▸ **WHAT THIS TASK INVOLVES**: List every line in this data where the string "screenshot" occurs.

▸ **DATA SUPPLIED**:
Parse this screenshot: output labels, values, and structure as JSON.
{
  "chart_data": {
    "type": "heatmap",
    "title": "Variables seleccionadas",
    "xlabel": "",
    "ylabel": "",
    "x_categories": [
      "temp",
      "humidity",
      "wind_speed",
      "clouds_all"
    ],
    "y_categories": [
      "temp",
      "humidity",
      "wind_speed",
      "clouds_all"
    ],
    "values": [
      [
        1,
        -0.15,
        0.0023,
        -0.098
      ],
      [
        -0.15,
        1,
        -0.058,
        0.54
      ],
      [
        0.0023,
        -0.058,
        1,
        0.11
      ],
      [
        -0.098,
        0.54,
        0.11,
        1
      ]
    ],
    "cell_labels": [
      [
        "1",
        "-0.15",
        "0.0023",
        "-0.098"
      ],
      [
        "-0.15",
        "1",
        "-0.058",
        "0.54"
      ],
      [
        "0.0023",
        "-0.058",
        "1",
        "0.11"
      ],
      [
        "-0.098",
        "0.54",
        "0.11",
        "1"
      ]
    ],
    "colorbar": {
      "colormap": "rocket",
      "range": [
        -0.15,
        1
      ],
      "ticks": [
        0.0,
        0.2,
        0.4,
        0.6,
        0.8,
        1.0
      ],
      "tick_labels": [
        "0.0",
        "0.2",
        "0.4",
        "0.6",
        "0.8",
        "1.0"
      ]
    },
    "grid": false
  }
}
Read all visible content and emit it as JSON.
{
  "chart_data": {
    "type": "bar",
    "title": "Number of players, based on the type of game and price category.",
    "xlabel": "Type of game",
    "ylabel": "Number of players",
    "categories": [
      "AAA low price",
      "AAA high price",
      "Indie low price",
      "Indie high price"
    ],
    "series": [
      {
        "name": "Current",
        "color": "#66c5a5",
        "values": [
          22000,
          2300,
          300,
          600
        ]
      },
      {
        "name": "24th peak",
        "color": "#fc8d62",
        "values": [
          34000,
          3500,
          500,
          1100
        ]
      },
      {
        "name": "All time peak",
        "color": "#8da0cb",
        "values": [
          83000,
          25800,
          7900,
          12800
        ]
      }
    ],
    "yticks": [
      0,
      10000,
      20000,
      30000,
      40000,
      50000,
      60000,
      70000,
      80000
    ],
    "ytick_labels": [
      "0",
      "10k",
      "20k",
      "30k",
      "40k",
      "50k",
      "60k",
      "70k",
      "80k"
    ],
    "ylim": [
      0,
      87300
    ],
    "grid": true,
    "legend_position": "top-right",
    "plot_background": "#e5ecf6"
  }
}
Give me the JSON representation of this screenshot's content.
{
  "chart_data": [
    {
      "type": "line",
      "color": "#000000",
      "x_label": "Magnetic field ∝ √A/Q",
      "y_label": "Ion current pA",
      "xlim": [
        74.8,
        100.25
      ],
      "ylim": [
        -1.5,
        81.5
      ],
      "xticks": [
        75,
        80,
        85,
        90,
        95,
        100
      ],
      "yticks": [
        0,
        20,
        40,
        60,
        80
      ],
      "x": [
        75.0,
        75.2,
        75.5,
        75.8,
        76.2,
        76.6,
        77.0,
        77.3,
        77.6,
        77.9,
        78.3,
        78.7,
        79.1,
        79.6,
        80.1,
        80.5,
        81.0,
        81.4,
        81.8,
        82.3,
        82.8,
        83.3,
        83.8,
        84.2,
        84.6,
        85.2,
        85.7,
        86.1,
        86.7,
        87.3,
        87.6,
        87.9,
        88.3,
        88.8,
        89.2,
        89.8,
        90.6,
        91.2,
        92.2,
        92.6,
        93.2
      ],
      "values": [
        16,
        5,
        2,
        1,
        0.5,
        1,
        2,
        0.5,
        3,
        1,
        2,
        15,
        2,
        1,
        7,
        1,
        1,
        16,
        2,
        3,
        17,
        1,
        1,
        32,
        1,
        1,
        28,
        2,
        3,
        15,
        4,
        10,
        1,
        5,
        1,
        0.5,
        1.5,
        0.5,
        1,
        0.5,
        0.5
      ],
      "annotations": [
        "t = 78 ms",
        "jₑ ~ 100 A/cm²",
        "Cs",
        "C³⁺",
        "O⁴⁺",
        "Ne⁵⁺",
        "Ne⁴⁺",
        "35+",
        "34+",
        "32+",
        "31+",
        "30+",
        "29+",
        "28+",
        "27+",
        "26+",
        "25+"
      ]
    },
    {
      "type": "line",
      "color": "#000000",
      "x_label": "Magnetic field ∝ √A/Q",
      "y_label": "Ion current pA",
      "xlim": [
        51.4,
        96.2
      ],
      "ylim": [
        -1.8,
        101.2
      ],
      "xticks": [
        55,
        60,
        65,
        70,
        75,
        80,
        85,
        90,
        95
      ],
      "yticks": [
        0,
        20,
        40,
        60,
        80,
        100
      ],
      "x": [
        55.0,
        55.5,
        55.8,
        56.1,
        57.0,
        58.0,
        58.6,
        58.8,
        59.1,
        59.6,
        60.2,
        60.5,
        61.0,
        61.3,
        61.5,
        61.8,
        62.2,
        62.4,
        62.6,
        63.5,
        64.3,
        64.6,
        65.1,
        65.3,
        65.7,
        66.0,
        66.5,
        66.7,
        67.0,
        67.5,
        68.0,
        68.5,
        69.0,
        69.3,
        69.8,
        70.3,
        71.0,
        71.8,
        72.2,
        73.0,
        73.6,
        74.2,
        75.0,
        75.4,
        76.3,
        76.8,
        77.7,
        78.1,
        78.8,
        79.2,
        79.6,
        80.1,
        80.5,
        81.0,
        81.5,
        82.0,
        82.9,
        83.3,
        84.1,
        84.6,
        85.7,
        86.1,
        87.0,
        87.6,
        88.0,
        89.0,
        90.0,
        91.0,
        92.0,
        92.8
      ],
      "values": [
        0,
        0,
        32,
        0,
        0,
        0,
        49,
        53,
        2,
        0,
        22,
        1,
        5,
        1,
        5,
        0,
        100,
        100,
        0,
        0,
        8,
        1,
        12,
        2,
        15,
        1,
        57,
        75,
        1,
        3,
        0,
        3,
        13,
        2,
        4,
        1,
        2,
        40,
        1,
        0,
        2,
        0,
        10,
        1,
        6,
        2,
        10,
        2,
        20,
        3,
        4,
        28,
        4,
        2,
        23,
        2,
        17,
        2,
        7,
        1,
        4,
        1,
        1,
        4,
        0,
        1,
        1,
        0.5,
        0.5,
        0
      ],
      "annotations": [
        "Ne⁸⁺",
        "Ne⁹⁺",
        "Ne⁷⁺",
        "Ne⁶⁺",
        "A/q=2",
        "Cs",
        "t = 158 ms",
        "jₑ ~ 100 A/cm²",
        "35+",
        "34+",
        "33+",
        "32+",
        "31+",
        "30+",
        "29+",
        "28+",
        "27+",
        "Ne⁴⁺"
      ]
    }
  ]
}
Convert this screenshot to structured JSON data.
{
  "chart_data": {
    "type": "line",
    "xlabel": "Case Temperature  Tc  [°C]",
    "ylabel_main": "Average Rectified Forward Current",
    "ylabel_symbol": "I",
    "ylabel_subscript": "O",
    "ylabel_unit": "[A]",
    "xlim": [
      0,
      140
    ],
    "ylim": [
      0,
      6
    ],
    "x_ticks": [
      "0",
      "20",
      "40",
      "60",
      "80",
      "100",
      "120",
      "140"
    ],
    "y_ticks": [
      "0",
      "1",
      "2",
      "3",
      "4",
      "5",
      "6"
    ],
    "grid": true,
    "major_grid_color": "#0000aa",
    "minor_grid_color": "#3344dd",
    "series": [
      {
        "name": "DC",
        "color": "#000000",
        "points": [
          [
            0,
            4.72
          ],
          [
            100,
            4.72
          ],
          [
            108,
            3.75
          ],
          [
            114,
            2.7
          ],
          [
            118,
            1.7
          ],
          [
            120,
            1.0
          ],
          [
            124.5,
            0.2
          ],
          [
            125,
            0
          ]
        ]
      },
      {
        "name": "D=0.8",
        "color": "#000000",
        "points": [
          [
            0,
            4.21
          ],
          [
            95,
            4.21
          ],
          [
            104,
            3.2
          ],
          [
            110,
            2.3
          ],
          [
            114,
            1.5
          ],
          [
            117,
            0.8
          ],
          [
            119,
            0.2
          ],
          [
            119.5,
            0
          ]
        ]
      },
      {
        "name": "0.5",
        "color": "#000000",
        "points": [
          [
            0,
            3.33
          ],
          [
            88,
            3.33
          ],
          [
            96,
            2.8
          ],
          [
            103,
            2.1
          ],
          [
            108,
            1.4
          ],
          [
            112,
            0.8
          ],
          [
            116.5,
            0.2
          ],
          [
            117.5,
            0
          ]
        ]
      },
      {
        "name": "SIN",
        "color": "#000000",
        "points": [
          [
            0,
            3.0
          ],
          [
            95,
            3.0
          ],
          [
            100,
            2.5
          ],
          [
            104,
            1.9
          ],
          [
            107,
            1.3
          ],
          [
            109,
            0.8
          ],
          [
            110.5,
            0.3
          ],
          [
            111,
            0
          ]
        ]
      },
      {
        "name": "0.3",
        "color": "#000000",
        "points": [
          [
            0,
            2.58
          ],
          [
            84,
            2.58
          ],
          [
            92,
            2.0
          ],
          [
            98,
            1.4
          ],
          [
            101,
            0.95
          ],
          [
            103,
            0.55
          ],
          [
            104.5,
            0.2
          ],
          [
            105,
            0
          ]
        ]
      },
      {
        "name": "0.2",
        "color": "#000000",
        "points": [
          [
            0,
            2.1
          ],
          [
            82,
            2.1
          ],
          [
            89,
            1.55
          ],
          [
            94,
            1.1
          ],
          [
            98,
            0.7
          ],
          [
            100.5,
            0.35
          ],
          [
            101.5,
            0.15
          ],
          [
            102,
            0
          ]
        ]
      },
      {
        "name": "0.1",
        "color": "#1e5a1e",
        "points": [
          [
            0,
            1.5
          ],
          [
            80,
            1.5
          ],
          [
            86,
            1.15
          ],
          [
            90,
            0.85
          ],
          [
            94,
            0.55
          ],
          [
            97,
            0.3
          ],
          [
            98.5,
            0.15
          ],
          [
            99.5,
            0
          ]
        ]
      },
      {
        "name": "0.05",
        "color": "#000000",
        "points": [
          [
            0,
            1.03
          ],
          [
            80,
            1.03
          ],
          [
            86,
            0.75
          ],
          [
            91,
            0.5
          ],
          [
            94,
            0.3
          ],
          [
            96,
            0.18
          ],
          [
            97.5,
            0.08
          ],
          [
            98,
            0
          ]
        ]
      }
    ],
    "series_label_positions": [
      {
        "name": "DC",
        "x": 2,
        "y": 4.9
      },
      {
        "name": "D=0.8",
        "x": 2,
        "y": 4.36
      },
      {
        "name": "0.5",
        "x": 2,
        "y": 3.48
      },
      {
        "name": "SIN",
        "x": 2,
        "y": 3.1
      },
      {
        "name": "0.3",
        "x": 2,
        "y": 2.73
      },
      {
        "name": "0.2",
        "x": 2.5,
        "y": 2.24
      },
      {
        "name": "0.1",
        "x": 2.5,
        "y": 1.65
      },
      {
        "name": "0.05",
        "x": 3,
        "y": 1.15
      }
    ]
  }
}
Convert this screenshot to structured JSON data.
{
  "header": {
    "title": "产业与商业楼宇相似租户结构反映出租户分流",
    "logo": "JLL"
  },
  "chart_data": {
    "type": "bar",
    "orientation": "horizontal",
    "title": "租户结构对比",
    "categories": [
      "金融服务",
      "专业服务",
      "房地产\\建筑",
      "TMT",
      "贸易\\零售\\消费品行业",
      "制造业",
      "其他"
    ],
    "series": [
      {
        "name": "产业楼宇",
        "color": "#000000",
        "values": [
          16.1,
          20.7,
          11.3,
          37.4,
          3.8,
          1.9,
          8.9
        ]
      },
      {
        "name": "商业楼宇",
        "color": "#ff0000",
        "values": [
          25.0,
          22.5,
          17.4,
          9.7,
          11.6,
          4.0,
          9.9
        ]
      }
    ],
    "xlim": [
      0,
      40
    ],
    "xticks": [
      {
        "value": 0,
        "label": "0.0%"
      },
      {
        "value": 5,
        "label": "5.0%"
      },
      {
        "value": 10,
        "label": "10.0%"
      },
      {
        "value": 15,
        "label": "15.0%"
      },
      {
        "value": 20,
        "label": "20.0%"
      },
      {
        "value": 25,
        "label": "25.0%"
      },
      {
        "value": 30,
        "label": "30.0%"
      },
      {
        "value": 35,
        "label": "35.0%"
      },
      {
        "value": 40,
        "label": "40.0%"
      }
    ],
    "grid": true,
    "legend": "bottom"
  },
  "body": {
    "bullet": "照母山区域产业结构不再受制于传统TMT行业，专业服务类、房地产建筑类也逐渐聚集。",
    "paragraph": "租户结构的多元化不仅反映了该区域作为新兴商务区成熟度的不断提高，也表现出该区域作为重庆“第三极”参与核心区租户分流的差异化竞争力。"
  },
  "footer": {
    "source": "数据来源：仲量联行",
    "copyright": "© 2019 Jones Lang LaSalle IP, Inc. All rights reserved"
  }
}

▸ **IN RESPONSE**:
Parse this screenshot: output labels, values, and structure as JSON.
Give me the JSON representation of this screenshot's content.
Convert this screenshot to structured JSON data.
Convert this screenshot to structured JSON data.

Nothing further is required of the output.